■ Selected extract:

This company was originally part of Captain George H. Monsarrat's Battery, "The Harding Artillery," which was enrolled at Camp Harris, Nashville, May 15, 1861. On November 20, 1861 it was reported as Company "B", Monsarrat's Battalion at Camp Lookout, near Chattanooga. On December 9, 1861, Brigadier General W. H. Carroll, at Knoxville, in reporting on the forces in East Tennessee, listed Captain Monsarrat's Company near Knoxville, with E. Baxter as Senior 1st Lieutenant, and Freeman as 2nd Lieutenant. Captain Monsarrat was reported as Post Commandant at Knoxville, on December 27, 1861, and the battery, at about this time, was divided into two parts, one of which was Captain H. Baker's Battery, the other this battery under Captain Ed Baxter, although it continued to be referred to as Monsarrat's Battery until April, 1862.

■ Listed entries:
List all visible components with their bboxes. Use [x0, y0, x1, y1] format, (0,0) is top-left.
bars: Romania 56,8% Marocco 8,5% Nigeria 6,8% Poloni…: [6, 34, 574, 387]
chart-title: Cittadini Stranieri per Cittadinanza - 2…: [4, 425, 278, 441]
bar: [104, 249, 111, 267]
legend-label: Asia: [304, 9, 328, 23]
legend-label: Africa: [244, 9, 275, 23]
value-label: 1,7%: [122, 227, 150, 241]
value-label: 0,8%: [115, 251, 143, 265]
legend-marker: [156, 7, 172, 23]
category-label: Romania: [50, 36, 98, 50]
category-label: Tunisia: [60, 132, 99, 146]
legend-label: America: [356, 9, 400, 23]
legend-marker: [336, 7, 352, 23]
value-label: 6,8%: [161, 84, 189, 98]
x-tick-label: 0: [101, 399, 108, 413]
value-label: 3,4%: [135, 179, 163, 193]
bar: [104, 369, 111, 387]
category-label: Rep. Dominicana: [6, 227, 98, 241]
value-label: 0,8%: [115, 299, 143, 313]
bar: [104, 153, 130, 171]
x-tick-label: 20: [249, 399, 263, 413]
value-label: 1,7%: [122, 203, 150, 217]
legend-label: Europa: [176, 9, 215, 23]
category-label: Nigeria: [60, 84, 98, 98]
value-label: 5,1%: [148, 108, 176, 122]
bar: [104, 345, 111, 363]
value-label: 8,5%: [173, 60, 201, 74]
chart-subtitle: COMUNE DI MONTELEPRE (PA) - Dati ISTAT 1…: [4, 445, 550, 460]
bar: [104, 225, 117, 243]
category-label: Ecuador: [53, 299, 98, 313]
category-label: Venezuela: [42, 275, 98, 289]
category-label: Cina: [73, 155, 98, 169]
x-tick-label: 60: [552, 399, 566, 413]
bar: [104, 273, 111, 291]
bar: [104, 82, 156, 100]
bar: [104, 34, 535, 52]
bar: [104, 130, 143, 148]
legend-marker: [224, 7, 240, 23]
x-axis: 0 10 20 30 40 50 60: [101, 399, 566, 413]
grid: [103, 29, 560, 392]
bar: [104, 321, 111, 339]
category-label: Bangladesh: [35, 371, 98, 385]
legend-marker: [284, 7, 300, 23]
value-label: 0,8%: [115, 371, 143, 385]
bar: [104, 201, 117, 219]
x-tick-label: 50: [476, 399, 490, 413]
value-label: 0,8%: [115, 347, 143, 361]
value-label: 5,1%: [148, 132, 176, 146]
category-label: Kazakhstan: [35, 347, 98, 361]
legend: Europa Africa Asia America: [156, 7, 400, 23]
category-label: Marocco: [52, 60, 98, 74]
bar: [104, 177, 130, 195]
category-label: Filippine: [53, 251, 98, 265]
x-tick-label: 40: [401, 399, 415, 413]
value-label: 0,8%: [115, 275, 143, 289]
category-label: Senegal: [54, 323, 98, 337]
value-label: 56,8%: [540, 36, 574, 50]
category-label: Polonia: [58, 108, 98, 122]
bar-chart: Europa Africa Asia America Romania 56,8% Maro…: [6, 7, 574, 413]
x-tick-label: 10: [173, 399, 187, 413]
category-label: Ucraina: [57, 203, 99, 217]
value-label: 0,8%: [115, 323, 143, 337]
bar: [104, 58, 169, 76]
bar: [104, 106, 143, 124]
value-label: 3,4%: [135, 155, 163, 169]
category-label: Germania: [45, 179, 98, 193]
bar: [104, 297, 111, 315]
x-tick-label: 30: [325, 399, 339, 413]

■ Task details:
According to the account of Monsarrat's Battery, until what month and year did the battery under Captain Ed Baxter continue to be referred to as Monsarrat's Battery?

■ Answer below:
Until April 1862.